# What is being asked
Show all lines holding "false".

# Recorded data
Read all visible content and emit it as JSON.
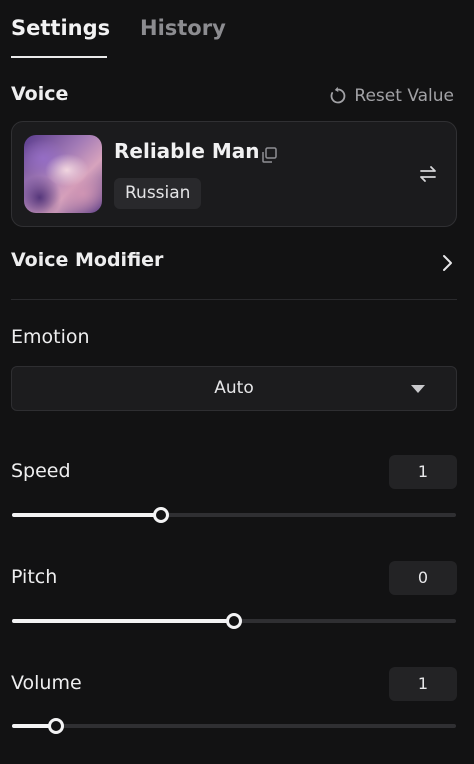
{
  "tabs": [
    {
      "label": "Settings",
      "active": true
    },
    {
      "label": "History",
      "active": false
    }
  ],
  "voice": {
    "section_label": "Voice",
    "reset_label": "Reset Value",
    "name": "Reliable Man",
    "language": "Russian"
  },
  "modifier": {
    "label": "Voice Modifier"
  },
  "emotion": {
    "label": "Emotion",
    "value": "Auto"
  },
  "sliders": {
    "speed": {
      "label": "Speed",
      "value": "1",
      "fill_fraction": 0.335
    },
    "pitch": {
      "label": "Pitch",
      "value": "0",
      "fill_fraction": 0.5
    },
    "volume": {
      "label": "Volume",
      "value": "1",
      "fill_fraction": 0.1
    }
  },
  "icons": [
    "reset-icon",
    "copy-icon",
    "swap-icon",
    "chevron-right-icon",
    "caret-down-icon"
  ],
  "colors": {
    "background": "#121213",
    "card": "#1b1b1d",
    "accent": "#f3f3f4"
  }
}
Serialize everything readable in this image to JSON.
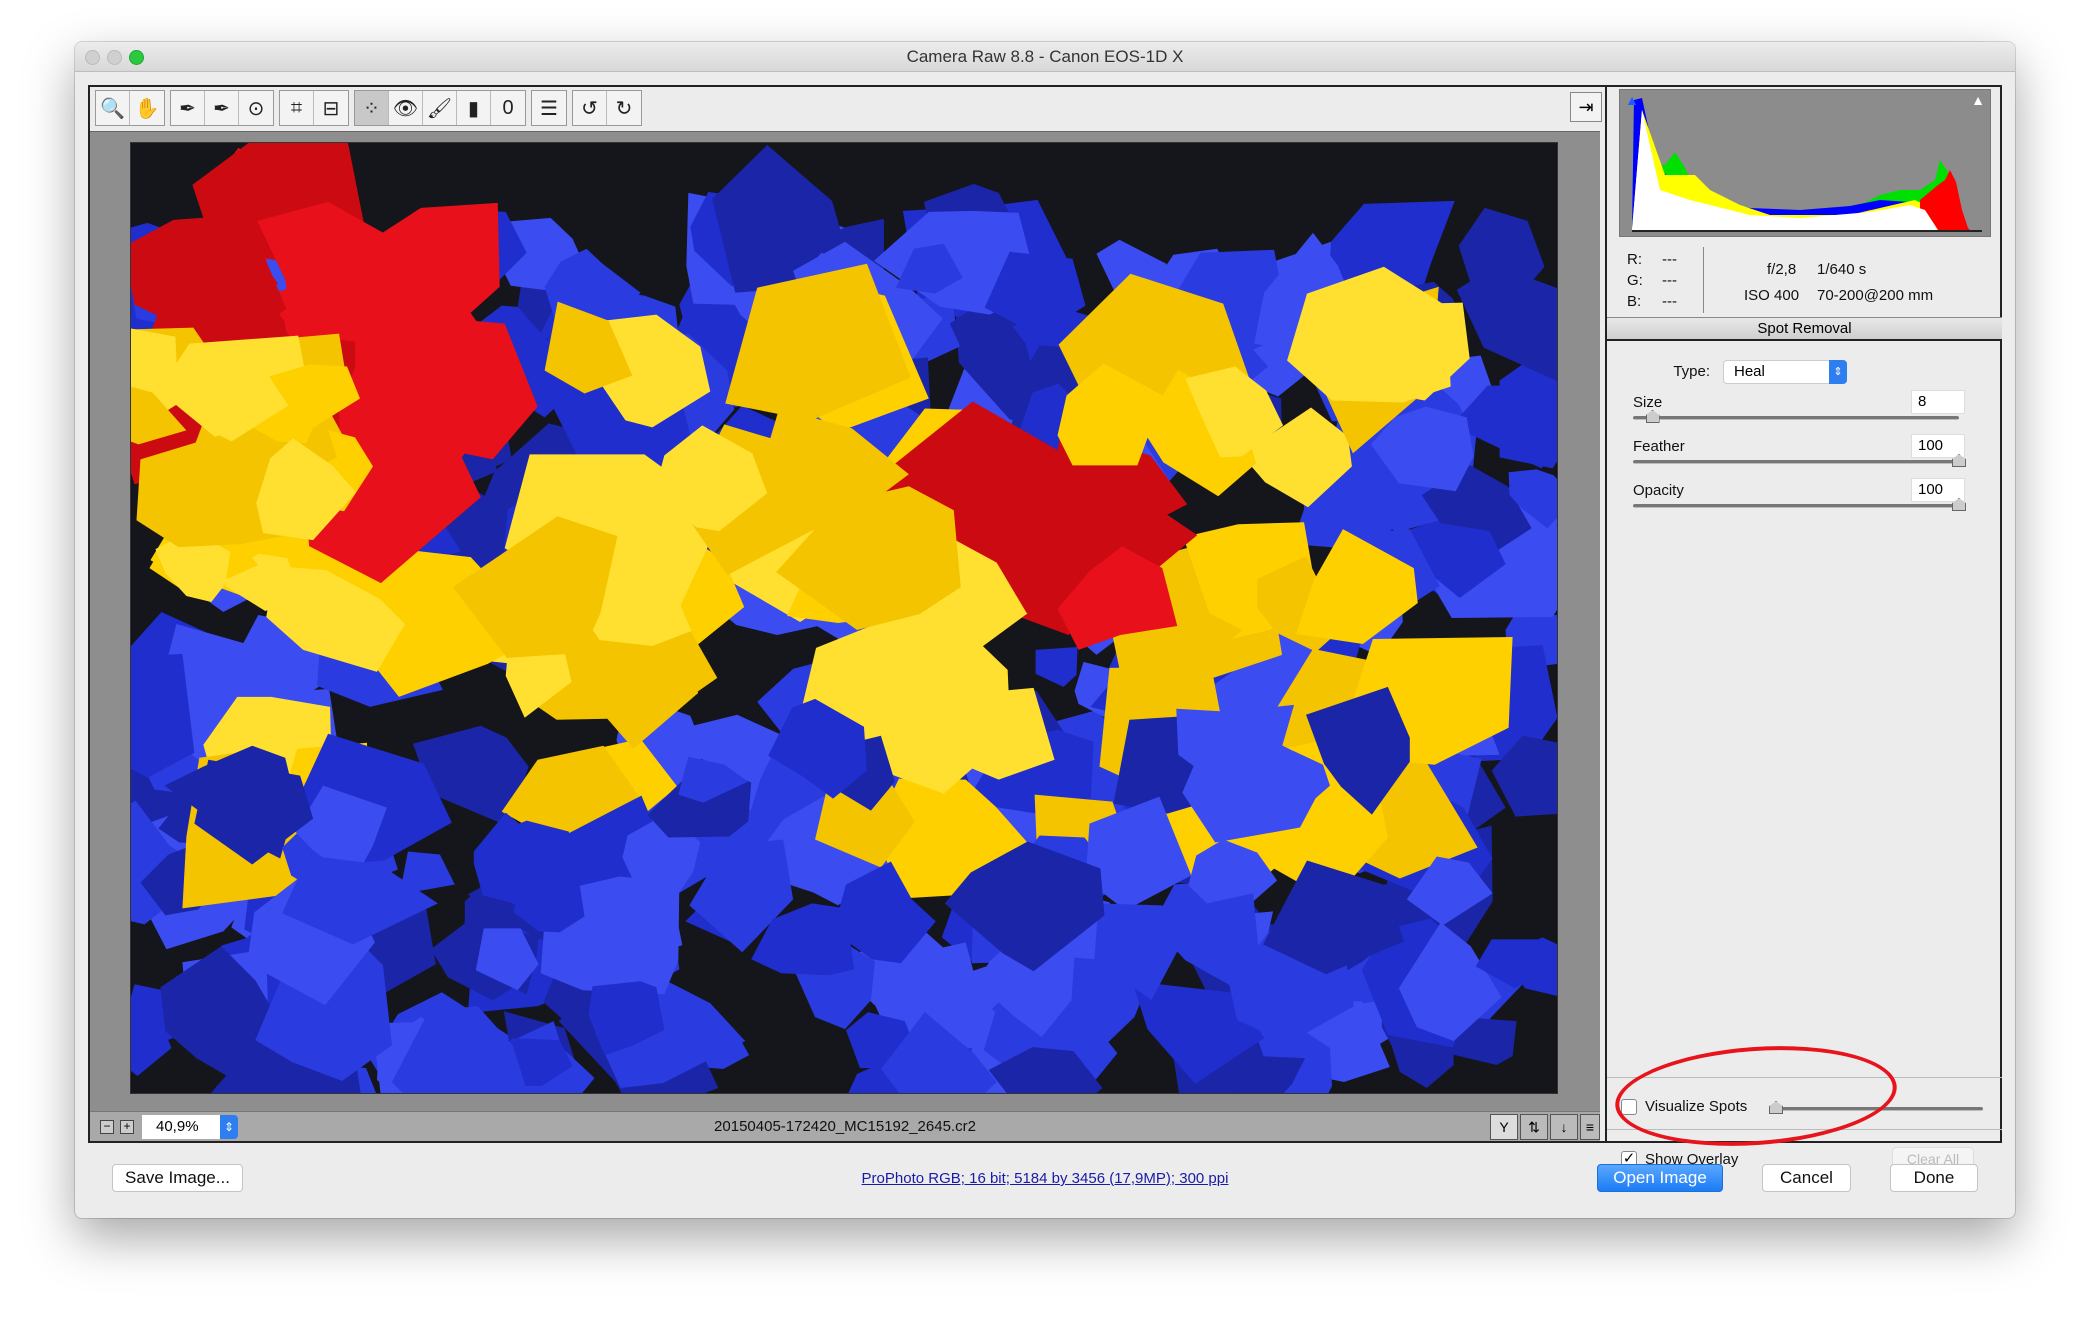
{
  "window": {
    "title": "Camera Raw 8.8  -  Canon EOS-1D X"
  },
  "toolbar": {
    "groups": [
      [
        {
          "icon": "zoom-icon",
          "g": "🔍"
        },
        {
          "icon": "hand-icon",
          "g": "✋"
        }
      ],
      [
        {
          "icon": "white-balance-icon",
          "g": "✒"
        },
        {
          "icon": "color-sampler-icon",
          "g": "✒"
        },
        {
          "icon": "targeted-adjustment-icon",
          "g": "⊙"
        }
      ],
      [
        {
          "icon": "crop-icon",
          "g": "⌗"
        },
        {
          "icon": "straighten-icon",
          "g": "⊟"
        }
      ],
      [
        {
          "icon": "spot-removal-icon",
          "g": "⁘",
          "active": true
        },
        {
          "icon": "red-eye-icon",
          "g": "👁"
        },
        {
          "icon": "adjustment-brush-icon",
          "g": "🖌"
        },
        {
          "icon": "graduated-filter-icon",
          "g": "▮"
        },
        {
          "icon": "radial-filter-icon",
          "g": "0"
        }
      ],
      [
        {
          "icon": "preferences-icon",
          "g": "☰"
        }
      ],
      [
        {
          "icon": "rotate-ccw-icon",
          "g": "↺"
        },
        {
          "icon": "rotate-cw-icon",
          "g": "↻"
        }
      ]
    ]
  },
  "image": {
    "filename": "20150405-172420_MC15192_2645.cr2",
    "zoom": "40,9%"
  },
  "info": {
    "r_label": "R:",
    "g_label": "G:",
    "b_label": "B:",
    "r": "---",
    "g": "---",
    "b": "---",
    "aperture": "f/2,8",
    "shutter": "1/640 s",
    "iso": "ISO 400",
    "lens": "70-200@200 mm"
  },
  "panel": {
    "title": "Spot Removal",
    "type_label": "Type:",
    "type_value": "Heal",
    "sliders": [
      {
        "label": "Size",
        "value": "8",
        "fraction": 0.06
      },
      {
        "label": "Feather",
        "value": "100",
        "fraction": 1
      },
      {
        "label": "Opacity",
        "value": "100",
        "fraction": 1
      }
    ],
    "visualize_spots": "Visualize Spots",
    "visualize_checked": false,
    "show_overlay": "Show Overlay",
    "show_overlay_checked": true,
    "clear_all": "Clear All"
  },
  "footer": {
    "save": "Save Image...",
    "workflow": "ProPhoto RGB; 16 bit; 5184 by 3456 (17,9MP); 300 ppi",
    "open": "Open Image",
    "cancel": "Cancel",
    "done": "Done"
  },
  "colors": {
    "accent": "#1b7cf5",
    "annotation": "#e8141c"
  }
}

# Response
      "active": false
    "visualize_checked": false,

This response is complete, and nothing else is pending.